▶ _Stated exercise_
Each line that holds the word "Citizen" should be returned.
+ + + + +
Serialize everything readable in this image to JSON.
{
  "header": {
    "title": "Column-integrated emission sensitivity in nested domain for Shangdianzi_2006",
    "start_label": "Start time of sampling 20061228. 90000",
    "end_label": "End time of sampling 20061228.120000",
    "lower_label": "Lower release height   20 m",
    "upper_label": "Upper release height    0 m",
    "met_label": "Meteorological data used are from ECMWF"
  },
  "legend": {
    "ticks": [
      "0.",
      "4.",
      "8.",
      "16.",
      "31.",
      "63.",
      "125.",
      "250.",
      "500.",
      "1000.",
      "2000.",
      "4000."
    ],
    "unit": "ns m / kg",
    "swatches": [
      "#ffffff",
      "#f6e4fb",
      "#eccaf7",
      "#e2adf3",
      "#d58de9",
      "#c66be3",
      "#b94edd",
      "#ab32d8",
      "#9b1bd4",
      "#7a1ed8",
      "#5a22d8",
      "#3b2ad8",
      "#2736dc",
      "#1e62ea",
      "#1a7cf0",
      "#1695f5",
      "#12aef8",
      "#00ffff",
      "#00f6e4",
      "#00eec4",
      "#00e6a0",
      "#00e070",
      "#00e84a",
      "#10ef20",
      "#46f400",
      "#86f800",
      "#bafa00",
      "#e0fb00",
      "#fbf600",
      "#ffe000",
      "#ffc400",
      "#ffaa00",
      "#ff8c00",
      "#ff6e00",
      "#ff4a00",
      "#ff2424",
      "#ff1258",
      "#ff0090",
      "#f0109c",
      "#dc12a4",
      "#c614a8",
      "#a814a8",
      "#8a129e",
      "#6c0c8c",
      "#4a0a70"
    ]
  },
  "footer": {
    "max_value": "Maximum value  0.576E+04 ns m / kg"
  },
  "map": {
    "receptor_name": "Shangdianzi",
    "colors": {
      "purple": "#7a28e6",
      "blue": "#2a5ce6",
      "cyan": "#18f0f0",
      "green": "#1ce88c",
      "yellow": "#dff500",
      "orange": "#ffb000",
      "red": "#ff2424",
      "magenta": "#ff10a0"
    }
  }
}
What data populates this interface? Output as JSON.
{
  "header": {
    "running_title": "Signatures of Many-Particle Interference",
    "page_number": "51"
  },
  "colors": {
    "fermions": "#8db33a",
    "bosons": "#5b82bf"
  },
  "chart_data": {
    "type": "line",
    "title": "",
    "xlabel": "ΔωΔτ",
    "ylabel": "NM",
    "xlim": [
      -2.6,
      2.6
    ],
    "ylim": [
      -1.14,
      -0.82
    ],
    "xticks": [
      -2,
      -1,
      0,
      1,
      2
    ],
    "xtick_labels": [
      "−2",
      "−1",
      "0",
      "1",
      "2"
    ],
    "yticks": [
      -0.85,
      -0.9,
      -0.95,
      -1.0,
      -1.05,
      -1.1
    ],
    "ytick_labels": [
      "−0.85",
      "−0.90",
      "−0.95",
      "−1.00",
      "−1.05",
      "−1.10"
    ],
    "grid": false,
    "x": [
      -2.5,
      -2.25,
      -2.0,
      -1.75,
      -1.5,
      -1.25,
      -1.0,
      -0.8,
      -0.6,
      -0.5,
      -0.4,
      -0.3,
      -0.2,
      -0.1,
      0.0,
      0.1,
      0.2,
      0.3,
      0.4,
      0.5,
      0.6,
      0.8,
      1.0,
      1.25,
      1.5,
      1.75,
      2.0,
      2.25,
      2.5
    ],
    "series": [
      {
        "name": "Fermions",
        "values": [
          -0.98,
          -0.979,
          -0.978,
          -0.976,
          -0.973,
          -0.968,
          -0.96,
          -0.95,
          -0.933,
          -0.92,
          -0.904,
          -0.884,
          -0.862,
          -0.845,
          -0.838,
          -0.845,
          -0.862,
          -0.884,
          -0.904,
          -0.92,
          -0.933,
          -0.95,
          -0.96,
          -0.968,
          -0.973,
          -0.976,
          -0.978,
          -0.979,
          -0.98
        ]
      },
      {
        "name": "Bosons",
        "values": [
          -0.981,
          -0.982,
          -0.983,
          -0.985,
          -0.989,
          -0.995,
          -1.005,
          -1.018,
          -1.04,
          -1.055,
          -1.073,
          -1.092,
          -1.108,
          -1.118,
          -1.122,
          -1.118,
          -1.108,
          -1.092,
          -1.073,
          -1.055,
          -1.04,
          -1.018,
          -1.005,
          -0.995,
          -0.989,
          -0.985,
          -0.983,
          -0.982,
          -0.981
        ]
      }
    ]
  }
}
+ + + + +
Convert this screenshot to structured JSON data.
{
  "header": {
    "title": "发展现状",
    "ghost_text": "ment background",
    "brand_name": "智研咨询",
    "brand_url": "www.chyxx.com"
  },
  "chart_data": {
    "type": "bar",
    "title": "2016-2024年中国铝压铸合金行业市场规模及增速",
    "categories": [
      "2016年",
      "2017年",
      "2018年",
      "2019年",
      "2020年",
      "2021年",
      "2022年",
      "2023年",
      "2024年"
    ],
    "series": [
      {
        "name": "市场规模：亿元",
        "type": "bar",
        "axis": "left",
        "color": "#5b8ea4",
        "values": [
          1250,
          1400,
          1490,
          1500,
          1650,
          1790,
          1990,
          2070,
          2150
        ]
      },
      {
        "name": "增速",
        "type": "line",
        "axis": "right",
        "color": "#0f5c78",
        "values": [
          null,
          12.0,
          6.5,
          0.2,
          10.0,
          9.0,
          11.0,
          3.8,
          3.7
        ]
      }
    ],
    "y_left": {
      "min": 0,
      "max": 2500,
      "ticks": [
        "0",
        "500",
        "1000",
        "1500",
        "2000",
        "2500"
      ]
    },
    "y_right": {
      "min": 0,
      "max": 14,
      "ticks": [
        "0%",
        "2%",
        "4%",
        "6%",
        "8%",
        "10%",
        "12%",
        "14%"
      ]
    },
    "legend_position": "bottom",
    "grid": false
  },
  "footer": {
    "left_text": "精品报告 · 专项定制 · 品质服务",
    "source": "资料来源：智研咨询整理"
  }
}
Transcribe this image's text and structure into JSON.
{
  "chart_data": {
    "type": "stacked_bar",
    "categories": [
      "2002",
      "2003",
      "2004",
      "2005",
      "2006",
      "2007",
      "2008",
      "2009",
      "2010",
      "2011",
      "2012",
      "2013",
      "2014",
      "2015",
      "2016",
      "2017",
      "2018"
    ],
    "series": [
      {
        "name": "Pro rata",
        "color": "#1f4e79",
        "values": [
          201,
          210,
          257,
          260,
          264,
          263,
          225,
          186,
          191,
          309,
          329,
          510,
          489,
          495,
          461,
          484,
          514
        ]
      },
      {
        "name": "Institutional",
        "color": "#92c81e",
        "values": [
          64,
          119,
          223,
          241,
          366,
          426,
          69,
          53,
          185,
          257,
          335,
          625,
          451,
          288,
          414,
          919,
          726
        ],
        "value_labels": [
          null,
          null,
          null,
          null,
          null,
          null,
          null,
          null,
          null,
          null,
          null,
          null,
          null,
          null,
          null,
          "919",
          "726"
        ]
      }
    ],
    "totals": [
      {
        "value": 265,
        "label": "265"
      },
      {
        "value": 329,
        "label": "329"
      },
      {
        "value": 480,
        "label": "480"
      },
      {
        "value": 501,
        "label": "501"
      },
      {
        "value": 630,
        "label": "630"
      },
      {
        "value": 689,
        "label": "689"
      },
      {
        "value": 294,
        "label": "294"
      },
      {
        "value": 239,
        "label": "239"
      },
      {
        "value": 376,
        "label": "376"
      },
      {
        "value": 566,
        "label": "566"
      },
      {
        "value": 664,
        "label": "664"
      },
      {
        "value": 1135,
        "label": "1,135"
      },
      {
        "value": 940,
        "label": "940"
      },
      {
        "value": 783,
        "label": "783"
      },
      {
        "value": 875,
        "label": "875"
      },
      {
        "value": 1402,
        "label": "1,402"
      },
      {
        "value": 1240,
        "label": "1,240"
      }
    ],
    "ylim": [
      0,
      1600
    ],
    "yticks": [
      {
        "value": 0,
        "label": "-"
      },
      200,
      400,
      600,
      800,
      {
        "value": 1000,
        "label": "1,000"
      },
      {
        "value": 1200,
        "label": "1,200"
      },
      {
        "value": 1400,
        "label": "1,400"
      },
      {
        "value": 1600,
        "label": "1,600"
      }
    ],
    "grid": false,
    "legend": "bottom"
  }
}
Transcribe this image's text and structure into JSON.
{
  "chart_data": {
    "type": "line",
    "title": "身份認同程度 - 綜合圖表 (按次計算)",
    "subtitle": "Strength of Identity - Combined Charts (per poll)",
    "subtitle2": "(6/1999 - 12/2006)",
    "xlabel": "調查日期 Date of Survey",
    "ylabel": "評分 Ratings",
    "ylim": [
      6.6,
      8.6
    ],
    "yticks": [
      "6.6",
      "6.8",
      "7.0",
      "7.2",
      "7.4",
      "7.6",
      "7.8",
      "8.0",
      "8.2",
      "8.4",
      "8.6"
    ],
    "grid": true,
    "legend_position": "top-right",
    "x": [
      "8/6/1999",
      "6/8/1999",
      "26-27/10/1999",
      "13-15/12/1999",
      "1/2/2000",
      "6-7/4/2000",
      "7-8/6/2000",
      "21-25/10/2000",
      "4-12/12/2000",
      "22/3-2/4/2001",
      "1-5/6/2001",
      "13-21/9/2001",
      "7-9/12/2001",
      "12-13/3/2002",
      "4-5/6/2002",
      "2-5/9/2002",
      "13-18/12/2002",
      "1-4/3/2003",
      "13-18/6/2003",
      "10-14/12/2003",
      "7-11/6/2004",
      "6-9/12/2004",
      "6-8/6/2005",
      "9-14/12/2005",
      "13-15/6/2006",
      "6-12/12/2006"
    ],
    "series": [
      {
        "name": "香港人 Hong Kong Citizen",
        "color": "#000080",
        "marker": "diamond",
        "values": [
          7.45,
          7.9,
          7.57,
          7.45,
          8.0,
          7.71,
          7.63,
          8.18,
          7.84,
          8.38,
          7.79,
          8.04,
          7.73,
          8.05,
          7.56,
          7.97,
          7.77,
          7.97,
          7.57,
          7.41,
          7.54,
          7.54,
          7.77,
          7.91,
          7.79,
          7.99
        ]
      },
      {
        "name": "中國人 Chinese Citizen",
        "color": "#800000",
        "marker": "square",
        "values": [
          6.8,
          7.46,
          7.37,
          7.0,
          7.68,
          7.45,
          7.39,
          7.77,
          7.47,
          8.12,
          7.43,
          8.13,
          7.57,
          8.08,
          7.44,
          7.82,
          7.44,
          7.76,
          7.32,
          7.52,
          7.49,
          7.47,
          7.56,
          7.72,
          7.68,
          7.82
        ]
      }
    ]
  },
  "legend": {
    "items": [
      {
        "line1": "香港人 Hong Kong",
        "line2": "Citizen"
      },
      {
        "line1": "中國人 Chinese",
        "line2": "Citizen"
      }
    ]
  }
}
+ + + + +
▶ _Response below_
        "name": "香港人 Hong Kong Citizen",
        "name": "中國人 Chinese Citizen",
        "line2": "Citizen"
        "line2": "Citizen"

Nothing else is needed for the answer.